* [WHAT THE TASK REQUIRES] In your copy, repeat the records exactly and leave out the pictures.

* [DATA LINES]
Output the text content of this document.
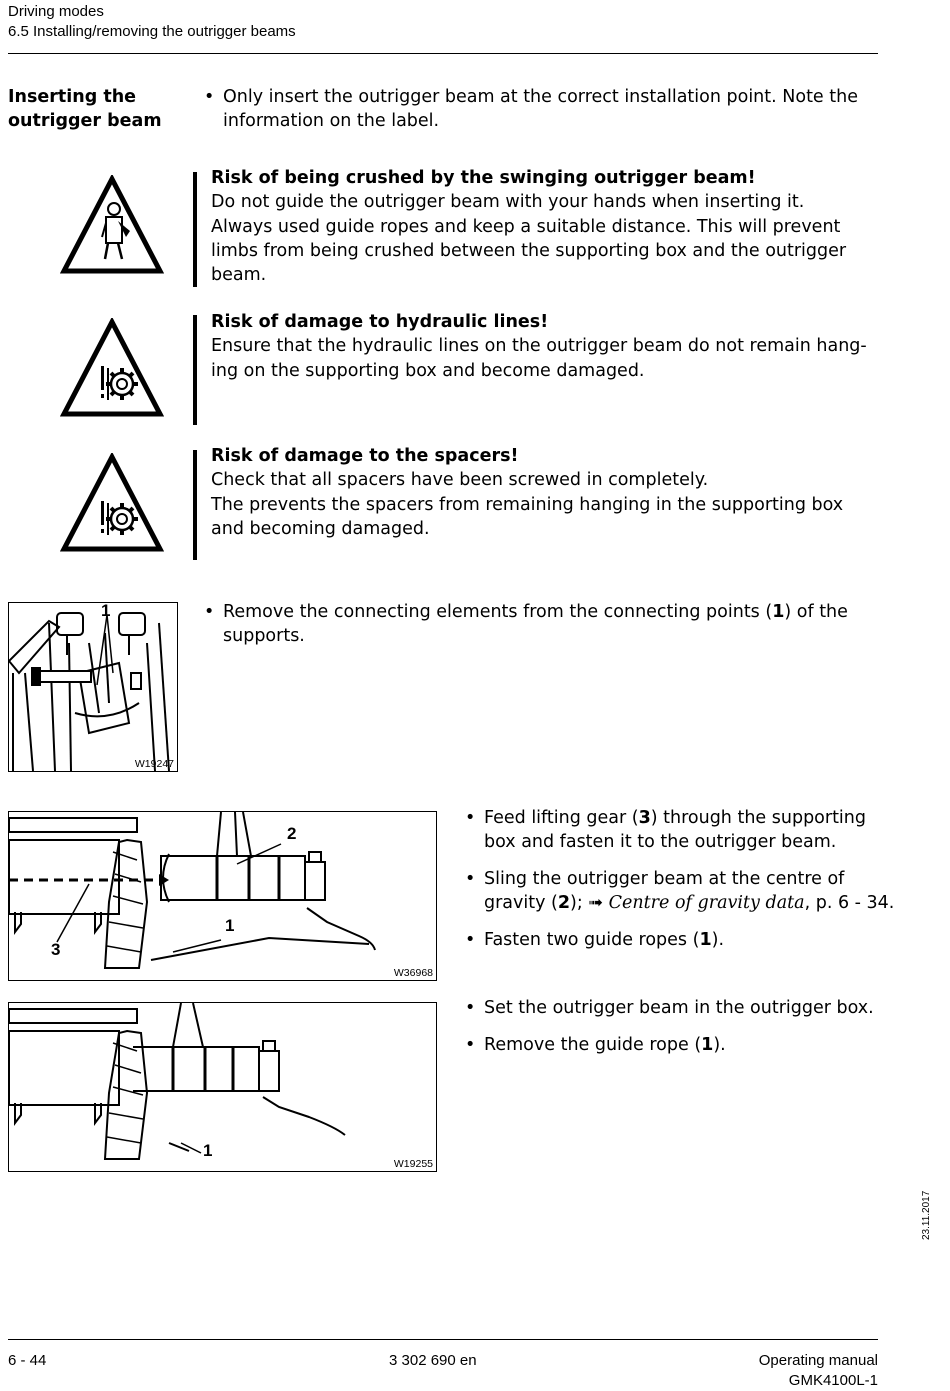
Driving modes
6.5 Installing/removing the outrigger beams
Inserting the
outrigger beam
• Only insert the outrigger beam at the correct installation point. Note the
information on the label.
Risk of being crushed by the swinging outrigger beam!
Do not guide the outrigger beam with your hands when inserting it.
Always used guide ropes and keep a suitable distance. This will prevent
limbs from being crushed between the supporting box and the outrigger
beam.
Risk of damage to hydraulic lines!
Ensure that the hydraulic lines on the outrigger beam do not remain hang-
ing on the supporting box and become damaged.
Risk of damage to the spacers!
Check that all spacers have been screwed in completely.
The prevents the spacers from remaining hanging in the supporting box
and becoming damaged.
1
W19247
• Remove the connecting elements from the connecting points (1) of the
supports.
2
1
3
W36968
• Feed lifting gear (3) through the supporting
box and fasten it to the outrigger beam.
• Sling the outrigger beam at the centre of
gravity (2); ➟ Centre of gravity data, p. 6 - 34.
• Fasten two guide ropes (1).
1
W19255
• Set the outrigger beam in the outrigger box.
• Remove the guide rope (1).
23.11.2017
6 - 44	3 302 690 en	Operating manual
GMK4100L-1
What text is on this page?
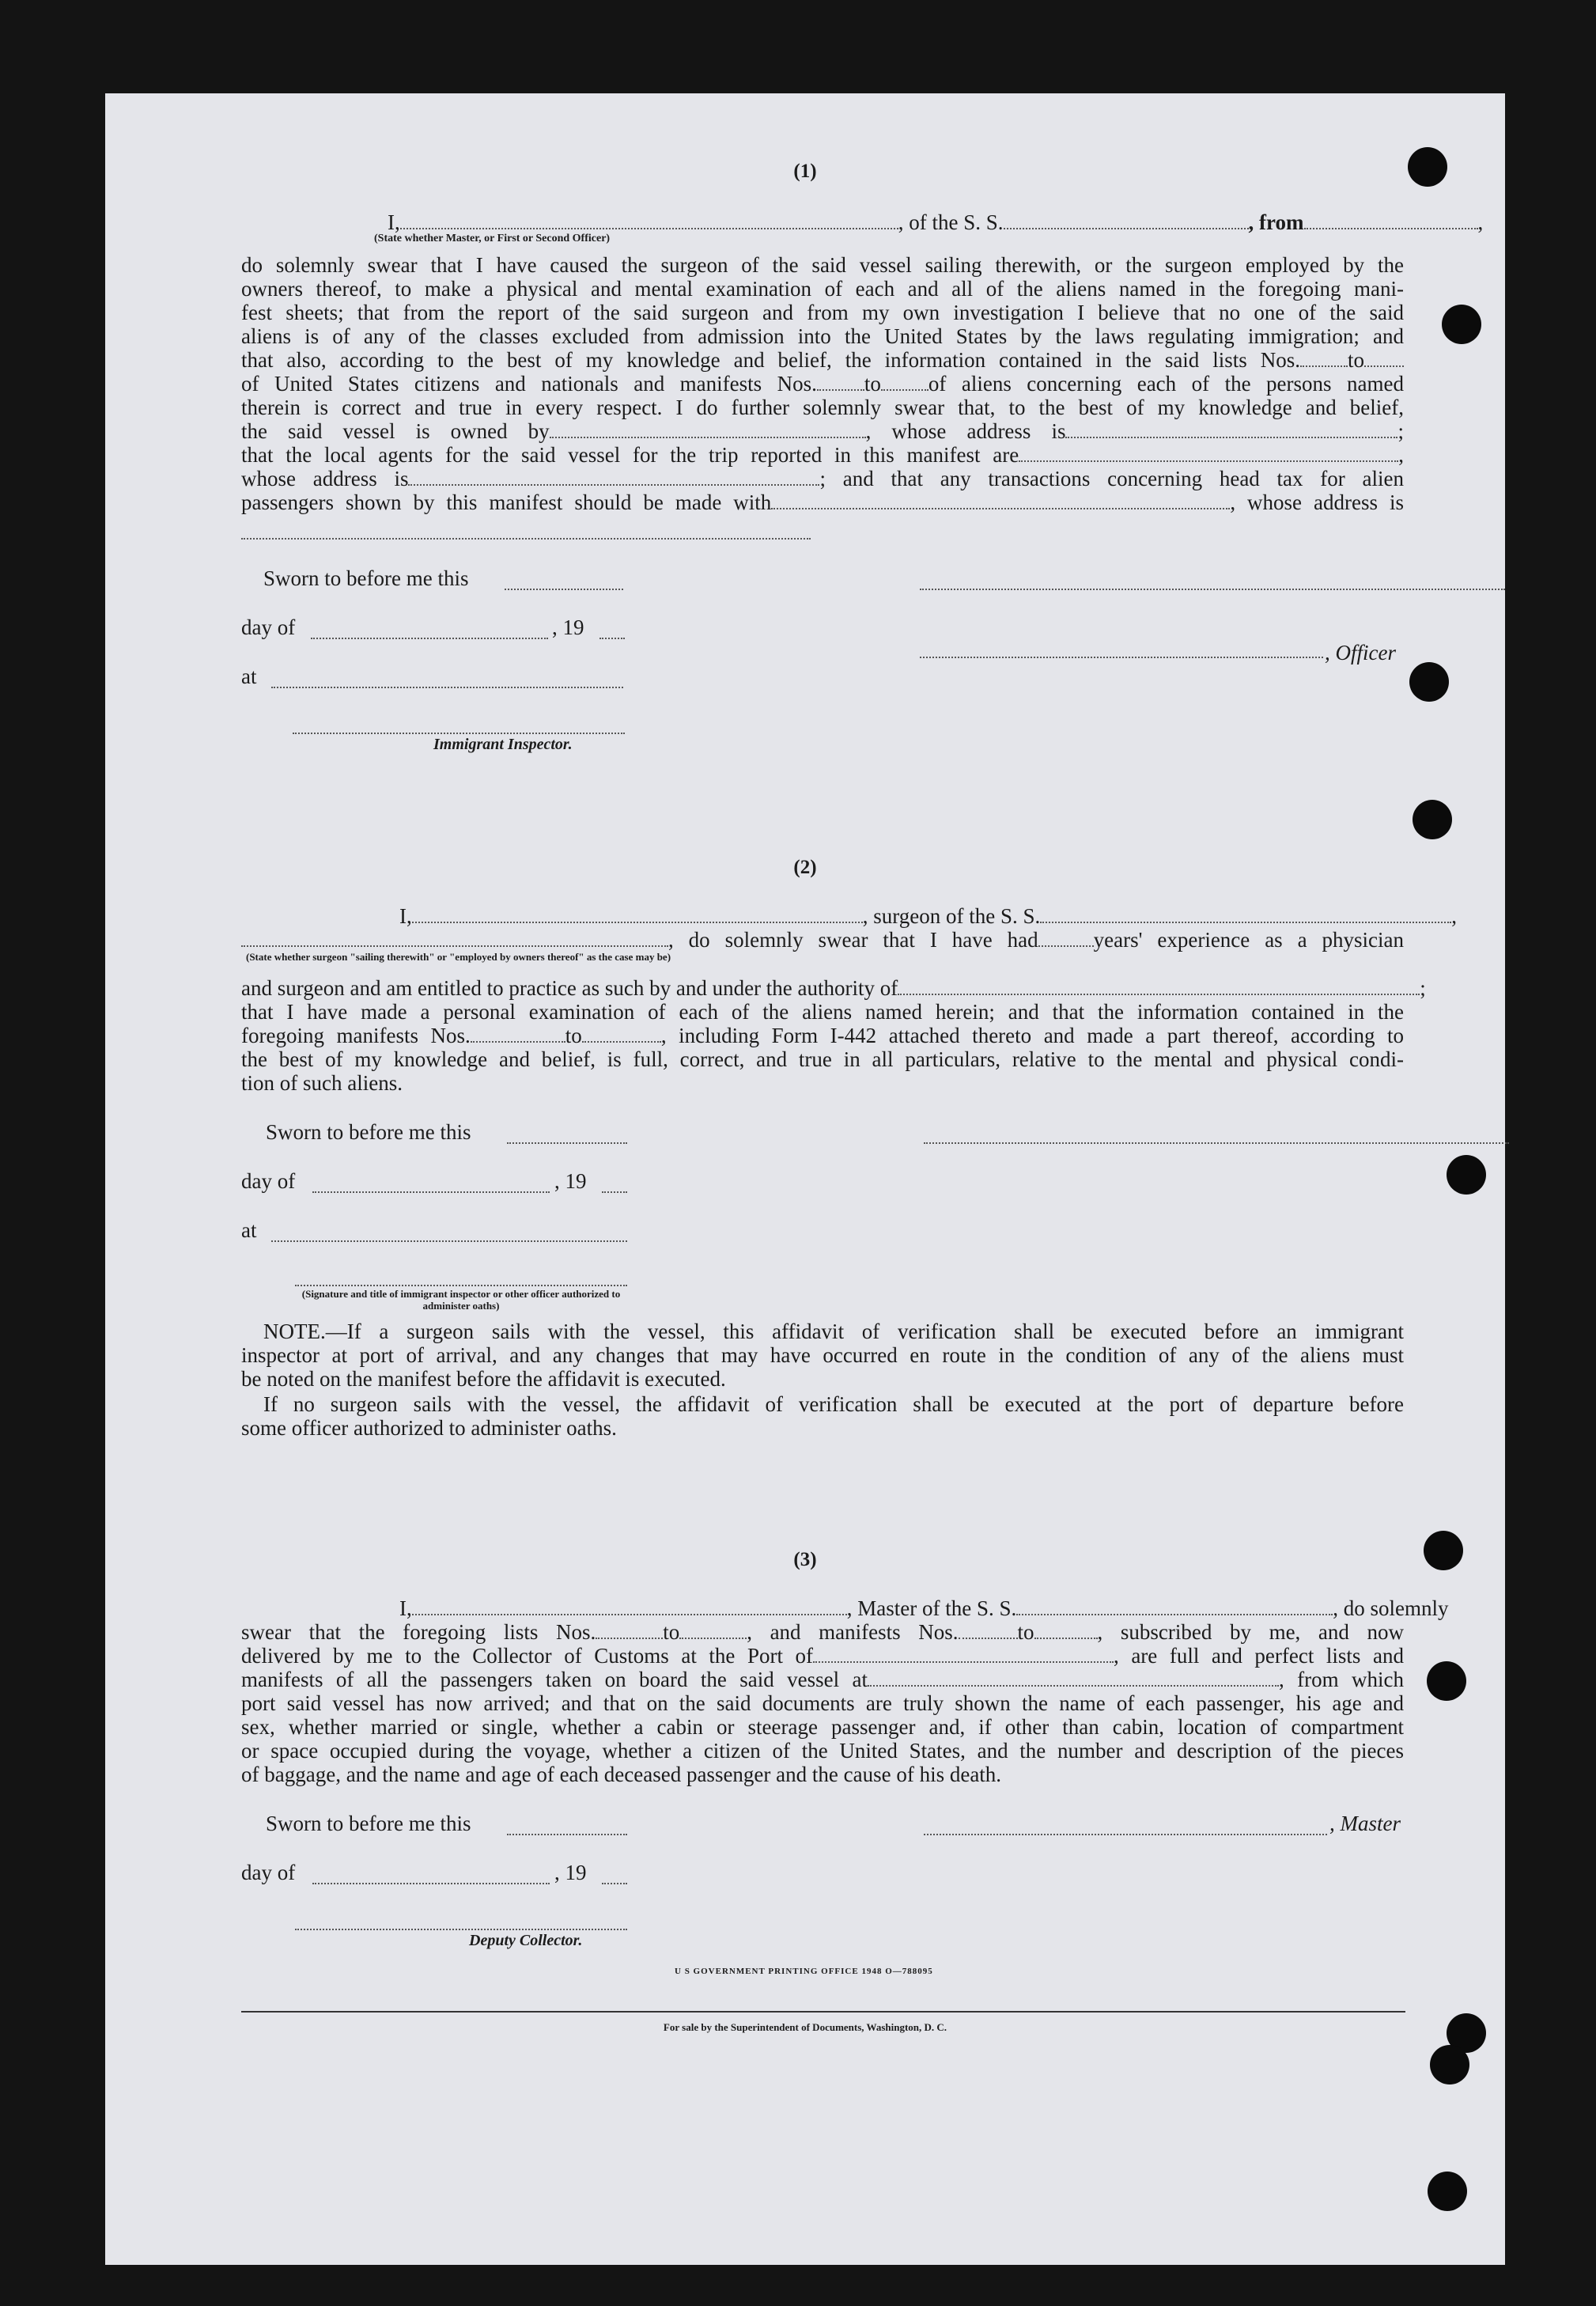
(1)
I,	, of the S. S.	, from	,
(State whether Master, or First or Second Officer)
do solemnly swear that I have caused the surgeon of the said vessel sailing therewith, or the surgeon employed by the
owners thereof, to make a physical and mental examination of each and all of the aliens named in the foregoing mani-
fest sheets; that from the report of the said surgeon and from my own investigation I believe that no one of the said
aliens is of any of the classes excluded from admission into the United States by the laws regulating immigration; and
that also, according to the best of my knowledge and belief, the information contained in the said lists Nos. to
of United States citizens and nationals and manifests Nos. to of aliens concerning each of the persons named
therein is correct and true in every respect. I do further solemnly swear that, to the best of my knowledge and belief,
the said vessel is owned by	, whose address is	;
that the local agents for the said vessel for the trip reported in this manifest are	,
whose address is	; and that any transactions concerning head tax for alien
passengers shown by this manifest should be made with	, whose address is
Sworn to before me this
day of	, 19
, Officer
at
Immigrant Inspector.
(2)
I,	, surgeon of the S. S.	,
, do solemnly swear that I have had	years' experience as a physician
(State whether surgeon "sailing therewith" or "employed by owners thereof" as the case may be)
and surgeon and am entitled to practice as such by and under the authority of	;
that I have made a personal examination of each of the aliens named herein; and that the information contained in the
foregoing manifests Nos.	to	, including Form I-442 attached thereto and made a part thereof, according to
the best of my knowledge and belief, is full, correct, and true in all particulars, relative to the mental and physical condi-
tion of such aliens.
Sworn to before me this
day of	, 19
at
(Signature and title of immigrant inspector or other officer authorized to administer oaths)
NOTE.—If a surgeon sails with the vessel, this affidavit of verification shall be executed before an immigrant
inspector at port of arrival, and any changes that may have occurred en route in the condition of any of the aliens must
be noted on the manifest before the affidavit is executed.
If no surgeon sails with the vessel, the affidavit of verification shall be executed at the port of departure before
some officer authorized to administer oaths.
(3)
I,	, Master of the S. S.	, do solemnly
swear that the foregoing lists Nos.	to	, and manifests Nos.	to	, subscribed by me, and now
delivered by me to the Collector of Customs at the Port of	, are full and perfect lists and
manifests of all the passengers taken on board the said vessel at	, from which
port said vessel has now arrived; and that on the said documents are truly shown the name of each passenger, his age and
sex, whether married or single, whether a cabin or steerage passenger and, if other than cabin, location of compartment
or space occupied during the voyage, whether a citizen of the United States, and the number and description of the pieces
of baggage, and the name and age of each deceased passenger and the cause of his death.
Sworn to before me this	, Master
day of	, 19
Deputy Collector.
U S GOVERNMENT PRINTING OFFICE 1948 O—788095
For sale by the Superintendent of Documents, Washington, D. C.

* [COMPLETE ANSWER]
Output the text content of this document.
Driving modes
6.5 Installing/removing the outrigger beams
Inserting the
outrigger beam
• Only insert the outrigger beam at the correct installation point. Note the
information on the label.
Risk of being crushed by the swinging outrigger beam!
Do not guide the outrigger beam with your hands when inserting it.
Always used guide ropes and keep a suitable distance. This will prevent
limbs from being crushed between the supporting box and the outrigger
beam.
Risk of damage to hydraulic lines!
Ensure that the hydraulic lines on the outrigger beam do not remain hang-
ing on the supporting box and become damaged.
Risk of damage to the spacers!
Check that all spacers have been screwed in completely.
The prevents the spacers from remaining hanging in the supporting box
and becoming damaged.
1
W19247
• Remove the connecting elements from the connecting points (1) of the
supports.
2
1
3
W36968
• Feed lifting gear (3) through the supporting
box and fasten it to the outrigger beam.
• Sling the outrigger beam at the centre of
gravity (2); ➟ Centre of gravity data, p. 6 - 34.
• Fasten two guide ropes (1).
1
W19255
• Set the outrigger beam in the outrigger box.
• Remove the guide rope (1).
23.11.2017
6 - 44	3 302 690 en	Operating manual
GMK4100L-1
What text is on this page?
(1)
I,	, of the S. S.	, from	,
(State whether Master, or First or Second Officer)
do solemnly swear that I have caused the surgeon of the said vessel sailing therewith, or the surgeon employed by the
owners thereof, to make a physical and mental examination of each and all of the aliens named in the foregoing mani-
fest sheets; that from the report of the said surgeon and from my own investigation I believe that no one of the said
aliens is of any of the classes excluded from admission into the United States by the laws regulating immigration; and
that also, according to the best of my knowledge and belief, the information contained in the said lists Nos. to
of United States citizens and nationals and manifests Nos. to of aliens concerning each of the persons named
therein is correct and true in every respect. I do further solemnly swear that, to the best of my knowledge and belief,
the said vessel is owned by	, whose address is	;
that the local agents for the said vessel for the trip reported in this manifest are	,
whose address is	; and that any transactions concerning head tax for alien
passengers shown by this manifest should be made with	, whose address is
Sworn to before me this
day of	, 19
, Officer
at
Immigrant Inspector.
(2)
I,	, surgeon of the S. S.	,
, do solemnly swear that I have had	years' experience as a physician
(State whether surgeon "sailing therewith" or "employed by owners thereof" as the case may be)
and surgeon and am entitled to practice as such by and under the authority of	;
that I have made a personal examination of each of the aliens named herein; and that the information contained in the
foregoing manifests Nos.	to	, including Form I-442 attached thereto and made a part thereof, according to
the best of my knowledge and belief, is full, correct, and true in all particulars, relative to the mental and physical condi-
tion of such aliens.
Sworn to before me this
day of	, 19
at
(Signature and title of immigrant inspector or other officer authorized to administer oaths)
NOTE.—If a surgeon sails with the vessel, this affidavit of verification shall be executed before an immigrant
inspector at port of arrival, and any changes that may have occurred en route in the condition of any of the aliens must
be noted on the manifest before the affidavit is executed.
If no surgeon sails with the vessel, the affidavit of verification shall be executed at the port of departure before
some officer authorized to administer oaths.
(3)
I,	, Master of the S. S.	, do solemnly
swear that the foregoing lists Nos.	to	, and manifests Nos.	to	, subscribed by me, and now
delivered by me to the Collector of Customs at the Port of	, are full and perfect lists and
manifests of all the passengers taken on board the said vessel at	, from which
port said vessel has now arrived; and that on the said documents are truly shown the name of each passenger, his age and
sex, whether married or single, whether a cabin or steerage passenger and, if other than cabin, location of compartment
or space occupied during the voyage, whether a citizen of the United States, and the number and description of the pieces
of baggage, and the name and age of each deceased passenger and the cause of his death.
Sworn to before me this	, Master
day of	, 19
Deputy Collector.
U S GOVERNMENT PRINTING OFFICE 1948 O—788095
For sale by the Superintendent of Documents, Washington, D. C.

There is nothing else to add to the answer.